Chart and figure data
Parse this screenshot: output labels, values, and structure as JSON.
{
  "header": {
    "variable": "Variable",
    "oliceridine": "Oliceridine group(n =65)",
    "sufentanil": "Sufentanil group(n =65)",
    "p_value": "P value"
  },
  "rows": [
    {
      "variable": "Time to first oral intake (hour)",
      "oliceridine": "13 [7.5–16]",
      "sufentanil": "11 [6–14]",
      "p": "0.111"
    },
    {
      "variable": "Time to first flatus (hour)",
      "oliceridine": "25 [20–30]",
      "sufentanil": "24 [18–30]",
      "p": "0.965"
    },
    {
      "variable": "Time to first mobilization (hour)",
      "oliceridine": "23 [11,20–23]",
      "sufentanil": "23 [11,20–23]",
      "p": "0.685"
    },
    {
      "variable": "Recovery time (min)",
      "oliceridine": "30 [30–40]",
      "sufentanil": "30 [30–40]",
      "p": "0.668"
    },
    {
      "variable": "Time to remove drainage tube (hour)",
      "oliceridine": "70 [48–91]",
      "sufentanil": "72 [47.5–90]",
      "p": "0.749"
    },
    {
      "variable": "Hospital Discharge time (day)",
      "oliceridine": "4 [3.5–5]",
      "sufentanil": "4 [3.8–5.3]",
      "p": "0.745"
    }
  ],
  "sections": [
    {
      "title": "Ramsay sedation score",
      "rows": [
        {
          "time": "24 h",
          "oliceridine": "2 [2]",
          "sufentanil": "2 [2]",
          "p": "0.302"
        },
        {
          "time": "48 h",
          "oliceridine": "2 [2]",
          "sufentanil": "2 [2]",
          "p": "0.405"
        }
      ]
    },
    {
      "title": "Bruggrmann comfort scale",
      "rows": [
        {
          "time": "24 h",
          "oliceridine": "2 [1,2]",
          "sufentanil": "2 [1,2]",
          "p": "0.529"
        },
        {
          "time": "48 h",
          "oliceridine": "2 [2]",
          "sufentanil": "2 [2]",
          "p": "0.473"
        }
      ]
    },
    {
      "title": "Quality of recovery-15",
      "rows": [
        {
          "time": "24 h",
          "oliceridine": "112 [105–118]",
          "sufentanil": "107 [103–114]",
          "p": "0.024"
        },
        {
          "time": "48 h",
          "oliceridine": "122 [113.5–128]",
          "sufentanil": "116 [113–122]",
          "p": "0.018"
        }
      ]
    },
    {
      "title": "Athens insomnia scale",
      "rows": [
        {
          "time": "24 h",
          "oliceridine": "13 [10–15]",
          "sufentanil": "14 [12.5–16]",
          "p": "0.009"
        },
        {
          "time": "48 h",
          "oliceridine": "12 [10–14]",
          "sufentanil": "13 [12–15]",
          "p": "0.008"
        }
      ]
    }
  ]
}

» Exercise description
Extract all lines from the material above that include the word "hour".

» Finished exercise
      "variable": "Time to first oral intake (hour)",
      "variable": "Time to first flatus (hour)",
      "variable": "Time to first mobilization (hour)",
      "variable": "Time to remove drainage tube (hour)",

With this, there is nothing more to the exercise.